For the material that follows, list every line containing the word "structure".

Input data:
[BEGIN]
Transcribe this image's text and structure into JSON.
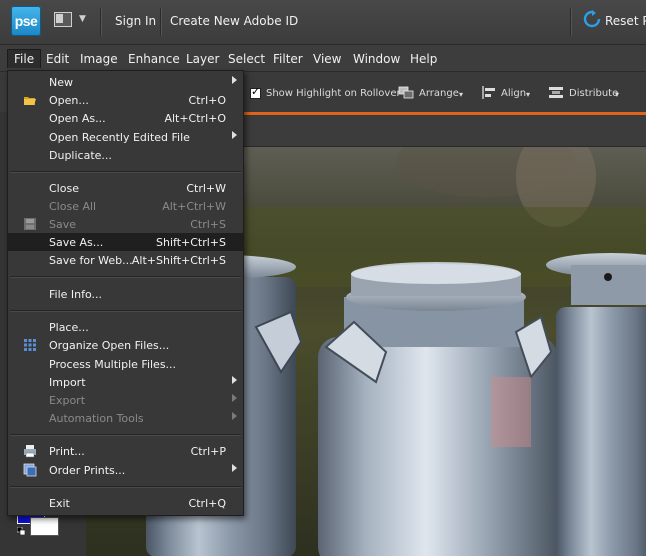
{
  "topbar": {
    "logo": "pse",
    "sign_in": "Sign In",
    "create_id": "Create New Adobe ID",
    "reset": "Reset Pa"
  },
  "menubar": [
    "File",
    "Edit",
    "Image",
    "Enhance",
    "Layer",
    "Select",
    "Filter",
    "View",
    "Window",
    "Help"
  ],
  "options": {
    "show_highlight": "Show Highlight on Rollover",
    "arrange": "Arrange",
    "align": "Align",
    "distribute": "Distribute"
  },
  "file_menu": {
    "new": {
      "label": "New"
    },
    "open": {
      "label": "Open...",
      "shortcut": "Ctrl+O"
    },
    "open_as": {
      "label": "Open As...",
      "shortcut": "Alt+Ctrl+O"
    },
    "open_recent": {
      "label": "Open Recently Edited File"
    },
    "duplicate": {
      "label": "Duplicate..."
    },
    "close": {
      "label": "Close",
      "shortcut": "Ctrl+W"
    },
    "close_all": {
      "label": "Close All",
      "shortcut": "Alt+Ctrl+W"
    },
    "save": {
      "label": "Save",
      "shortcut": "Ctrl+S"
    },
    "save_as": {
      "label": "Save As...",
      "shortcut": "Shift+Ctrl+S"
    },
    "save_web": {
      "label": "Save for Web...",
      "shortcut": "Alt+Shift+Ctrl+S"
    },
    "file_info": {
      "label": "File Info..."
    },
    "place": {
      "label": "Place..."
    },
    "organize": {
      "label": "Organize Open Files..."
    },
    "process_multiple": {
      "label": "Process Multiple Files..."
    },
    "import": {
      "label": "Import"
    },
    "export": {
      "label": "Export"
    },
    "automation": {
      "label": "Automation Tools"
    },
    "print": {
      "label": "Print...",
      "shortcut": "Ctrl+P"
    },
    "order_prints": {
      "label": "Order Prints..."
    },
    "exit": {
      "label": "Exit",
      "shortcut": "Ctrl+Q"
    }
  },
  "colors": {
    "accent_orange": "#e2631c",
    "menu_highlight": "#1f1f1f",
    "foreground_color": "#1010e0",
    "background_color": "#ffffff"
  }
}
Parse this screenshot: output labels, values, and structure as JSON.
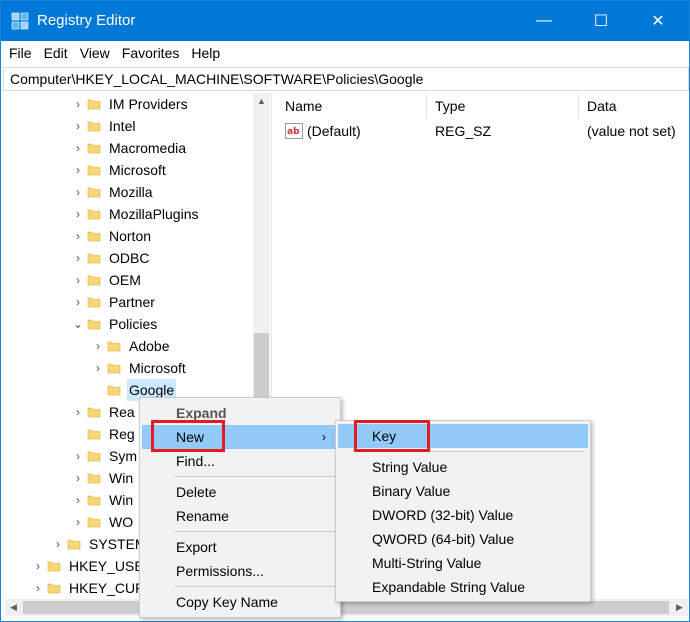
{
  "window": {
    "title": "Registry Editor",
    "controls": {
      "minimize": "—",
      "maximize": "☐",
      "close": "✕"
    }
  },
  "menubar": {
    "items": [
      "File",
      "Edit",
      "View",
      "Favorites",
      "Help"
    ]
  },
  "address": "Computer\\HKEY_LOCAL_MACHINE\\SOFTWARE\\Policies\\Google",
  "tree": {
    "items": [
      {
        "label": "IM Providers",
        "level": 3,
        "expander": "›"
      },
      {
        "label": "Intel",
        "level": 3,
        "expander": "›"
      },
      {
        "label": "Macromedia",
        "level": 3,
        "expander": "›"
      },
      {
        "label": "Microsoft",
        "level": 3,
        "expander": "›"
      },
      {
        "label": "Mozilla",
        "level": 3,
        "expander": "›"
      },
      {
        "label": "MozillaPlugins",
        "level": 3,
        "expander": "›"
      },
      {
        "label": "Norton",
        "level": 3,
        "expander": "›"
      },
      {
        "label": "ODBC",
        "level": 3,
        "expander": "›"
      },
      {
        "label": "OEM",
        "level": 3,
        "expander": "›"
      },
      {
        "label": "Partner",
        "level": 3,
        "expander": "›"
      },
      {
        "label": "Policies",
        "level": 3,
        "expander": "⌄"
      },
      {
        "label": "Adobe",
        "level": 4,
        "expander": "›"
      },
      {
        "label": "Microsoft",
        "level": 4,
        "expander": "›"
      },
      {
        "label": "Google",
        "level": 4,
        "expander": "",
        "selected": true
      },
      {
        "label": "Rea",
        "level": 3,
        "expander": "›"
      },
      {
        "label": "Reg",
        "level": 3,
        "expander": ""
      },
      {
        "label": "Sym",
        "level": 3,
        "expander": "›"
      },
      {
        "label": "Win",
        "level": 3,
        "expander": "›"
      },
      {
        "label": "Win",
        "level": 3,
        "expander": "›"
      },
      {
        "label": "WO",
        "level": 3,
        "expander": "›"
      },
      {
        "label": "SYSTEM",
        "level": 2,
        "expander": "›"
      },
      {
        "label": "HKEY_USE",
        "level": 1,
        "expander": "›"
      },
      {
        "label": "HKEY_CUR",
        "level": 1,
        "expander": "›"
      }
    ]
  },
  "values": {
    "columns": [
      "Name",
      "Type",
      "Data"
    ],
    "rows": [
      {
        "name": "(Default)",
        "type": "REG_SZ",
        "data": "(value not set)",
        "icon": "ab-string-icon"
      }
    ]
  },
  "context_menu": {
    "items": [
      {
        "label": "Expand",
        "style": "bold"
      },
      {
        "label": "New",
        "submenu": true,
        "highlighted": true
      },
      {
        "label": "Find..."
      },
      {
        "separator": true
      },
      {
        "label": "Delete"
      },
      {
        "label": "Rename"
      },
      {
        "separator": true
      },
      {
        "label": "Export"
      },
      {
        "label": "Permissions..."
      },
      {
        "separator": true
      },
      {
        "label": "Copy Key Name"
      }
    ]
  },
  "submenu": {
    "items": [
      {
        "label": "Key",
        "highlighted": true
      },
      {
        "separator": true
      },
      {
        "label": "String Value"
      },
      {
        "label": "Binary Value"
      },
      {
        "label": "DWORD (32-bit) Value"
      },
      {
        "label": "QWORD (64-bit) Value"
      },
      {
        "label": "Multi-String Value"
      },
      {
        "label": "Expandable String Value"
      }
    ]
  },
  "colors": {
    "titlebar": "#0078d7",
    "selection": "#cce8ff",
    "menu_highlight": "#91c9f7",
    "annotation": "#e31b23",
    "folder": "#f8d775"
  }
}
[END]
[BEGIN]
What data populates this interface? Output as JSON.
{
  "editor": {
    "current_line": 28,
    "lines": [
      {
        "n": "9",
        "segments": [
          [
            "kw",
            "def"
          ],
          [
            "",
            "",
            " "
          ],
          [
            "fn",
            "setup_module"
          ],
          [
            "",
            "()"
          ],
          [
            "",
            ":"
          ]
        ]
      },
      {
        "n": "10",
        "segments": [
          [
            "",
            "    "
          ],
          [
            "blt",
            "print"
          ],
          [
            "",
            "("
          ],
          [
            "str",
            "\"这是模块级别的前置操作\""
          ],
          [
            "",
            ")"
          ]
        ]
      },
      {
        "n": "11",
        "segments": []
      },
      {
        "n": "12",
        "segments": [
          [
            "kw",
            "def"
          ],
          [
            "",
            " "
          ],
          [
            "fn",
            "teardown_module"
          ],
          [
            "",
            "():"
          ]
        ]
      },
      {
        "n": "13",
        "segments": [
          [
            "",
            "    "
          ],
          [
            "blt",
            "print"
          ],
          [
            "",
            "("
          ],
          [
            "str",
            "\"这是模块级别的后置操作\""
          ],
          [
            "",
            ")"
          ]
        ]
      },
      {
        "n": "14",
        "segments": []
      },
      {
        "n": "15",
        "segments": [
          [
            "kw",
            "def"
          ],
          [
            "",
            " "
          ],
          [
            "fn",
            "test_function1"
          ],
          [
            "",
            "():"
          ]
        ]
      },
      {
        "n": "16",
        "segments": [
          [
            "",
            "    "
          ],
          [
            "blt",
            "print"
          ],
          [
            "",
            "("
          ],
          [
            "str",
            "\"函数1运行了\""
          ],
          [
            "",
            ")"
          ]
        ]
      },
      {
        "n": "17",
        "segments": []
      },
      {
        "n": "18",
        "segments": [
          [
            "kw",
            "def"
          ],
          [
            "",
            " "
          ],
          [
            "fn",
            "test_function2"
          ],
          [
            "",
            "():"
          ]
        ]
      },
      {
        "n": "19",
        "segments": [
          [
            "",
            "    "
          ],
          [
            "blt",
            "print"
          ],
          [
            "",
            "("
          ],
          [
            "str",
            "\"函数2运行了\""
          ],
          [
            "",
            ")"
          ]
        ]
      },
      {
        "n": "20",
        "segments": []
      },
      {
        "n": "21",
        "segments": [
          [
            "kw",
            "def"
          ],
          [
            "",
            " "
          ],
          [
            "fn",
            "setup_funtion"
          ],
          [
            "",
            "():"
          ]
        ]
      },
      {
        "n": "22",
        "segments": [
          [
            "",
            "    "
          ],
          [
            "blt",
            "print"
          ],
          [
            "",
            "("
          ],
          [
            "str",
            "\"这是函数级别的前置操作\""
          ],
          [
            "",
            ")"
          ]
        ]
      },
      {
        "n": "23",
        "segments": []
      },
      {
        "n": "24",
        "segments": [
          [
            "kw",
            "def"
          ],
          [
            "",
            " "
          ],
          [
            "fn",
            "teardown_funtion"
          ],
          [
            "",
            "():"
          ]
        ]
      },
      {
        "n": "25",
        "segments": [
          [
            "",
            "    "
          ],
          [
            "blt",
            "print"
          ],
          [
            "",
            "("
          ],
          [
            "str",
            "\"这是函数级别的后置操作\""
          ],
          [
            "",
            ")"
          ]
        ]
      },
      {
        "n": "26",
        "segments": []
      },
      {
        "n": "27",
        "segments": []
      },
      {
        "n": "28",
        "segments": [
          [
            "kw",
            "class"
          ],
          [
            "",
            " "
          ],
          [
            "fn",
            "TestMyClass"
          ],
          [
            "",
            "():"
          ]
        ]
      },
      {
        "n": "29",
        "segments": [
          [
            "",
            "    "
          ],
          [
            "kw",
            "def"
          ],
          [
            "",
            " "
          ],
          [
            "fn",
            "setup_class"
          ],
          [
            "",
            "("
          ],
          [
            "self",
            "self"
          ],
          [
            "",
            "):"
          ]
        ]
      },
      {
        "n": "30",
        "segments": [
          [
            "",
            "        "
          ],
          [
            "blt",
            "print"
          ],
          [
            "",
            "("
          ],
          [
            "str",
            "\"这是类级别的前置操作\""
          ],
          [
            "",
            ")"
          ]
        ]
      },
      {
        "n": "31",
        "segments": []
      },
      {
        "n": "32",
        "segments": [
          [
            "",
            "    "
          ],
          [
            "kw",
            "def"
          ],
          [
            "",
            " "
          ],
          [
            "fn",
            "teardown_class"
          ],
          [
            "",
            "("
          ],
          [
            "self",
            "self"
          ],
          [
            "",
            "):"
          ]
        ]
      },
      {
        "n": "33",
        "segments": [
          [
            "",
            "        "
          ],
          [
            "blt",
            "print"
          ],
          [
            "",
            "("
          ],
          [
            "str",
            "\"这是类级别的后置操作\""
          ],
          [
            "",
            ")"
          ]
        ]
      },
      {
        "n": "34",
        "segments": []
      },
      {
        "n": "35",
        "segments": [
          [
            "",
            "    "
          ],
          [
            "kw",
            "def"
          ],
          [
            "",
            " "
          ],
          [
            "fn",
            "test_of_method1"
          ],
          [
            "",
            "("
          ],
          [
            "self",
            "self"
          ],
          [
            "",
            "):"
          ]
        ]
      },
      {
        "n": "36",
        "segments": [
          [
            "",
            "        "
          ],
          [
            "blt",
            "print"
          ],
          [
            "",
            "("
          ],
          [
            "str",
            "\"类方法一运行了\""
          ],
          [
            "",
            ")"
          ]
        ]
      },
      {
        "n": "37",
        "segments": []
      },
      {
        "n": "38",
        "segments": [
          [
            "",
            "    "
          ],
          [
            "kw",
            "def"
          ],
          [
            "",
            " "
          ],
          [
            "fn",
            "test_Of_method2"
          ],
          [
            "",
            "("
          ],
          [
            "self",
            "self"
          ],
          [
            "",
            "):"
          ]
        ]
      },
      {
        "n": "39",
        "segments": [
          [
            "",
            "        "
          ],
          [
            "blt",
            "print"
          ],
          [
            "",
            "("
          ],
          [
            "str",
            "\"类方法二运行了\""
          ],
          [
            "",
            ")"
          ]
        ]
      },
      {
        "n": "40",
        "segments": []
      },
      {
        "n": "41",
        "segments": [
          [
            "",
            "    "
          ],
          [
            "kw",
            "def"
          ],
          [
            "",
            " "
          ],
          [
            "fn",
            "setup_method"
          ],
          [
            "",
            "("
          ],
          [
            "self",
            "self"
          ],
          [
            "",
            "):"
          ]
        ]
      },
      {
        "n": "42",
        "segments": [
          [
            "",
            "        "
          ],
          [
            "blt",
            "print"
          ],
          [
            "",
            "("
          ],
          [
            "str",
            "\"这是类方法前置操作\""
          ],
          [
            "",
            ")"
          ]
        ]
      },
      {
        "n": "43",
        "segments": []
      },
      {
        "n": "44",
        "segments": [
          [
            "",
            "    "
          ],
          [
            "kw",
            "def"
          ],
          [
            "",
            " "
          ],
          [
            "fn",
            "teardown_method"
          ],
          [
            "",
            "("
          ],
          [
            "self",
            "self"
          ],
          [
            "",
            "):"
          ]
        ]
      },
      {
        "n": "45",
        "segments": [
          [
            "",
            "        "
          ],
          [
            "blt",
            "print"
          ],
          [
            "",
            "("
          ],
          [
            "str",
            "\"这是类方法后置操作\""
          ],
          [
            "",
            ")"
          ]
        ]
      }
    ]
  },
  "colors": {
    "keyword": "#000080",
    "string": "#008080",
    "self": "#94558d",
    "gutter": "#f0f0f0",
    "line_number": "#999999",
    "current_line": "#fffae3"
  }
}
[END]
[BEGIN]
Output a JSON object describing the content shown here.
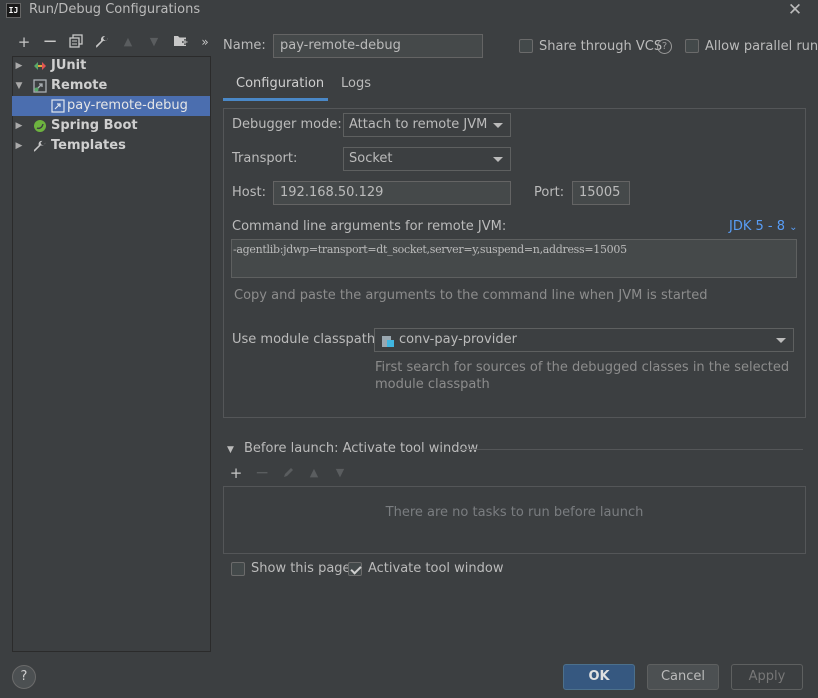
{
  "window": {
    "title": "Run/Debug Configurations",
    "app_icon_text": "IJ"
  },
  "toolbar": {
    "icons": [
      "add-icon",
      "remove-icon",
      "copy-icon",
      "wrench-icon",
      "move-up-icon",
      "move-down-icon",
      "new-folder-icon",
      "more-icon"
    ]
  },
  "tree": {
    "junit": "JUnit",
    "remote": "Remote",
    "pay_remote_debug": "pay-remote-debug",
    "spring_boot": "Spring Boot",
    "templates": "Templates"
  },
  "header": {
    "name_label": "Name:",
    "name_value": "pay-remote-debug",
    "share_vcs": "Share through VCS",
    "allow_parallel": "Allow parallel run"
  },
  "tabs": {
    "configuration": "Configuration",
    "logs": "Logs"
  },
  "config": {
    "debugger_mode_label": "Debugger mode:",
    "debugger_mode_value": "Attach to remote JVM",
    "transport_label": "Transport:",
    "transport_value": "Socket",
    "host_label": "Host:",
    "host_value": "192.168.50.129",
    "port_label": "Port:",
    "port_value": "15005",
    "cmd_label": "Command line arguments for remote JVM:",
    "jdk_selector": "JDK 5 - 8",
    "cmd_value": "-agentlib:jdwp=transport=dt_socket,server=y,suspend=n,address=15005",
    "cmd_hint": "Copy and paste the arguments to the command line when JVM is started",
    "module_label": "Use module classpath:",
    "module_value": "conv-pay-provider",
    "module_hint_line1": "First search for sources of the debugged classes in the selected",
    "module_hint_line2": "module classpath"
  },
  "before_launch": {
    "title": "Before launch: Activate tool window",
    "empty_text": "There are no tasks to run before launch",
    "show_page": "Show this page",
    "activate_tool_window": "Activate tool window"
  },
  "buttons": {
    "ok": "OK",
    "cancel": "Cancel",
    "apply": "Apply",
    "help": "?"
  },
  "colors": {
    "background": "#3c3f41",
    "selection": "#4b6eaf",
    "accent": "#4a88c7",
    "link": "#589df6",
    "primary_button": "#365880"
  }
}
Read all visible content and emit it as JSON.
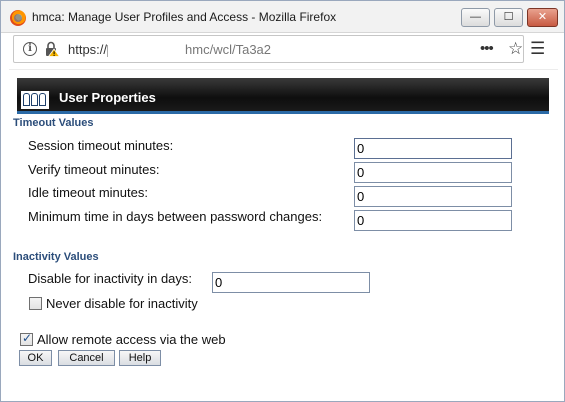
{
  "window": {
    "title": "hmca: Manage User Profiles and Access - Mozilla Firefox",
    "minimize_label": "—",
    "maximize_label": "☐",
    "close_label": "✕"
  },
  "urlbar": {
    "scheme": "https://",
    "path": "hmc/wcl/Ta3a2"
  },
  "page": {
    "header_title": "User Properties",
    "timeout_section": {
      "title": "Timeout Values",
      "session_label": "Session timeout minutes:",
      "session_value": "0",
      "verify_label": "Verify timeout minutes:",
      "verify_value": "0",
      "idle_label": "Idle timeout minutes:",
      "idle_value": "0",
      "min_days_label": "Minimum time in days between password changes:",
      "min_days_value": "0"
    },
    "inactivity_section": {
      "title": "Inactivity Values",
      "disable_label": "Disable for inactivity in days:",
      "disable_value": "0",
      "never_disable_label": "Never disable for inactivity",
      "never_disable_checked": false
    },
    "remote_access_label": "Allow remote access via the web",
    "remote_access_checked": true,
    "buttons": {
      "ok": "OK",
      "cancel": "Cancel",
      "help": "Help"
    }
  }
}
[END]
The result:
Transcribe this image's text and structure into JSON.
Parse this screenshot: output labels, values, and structure as JSON.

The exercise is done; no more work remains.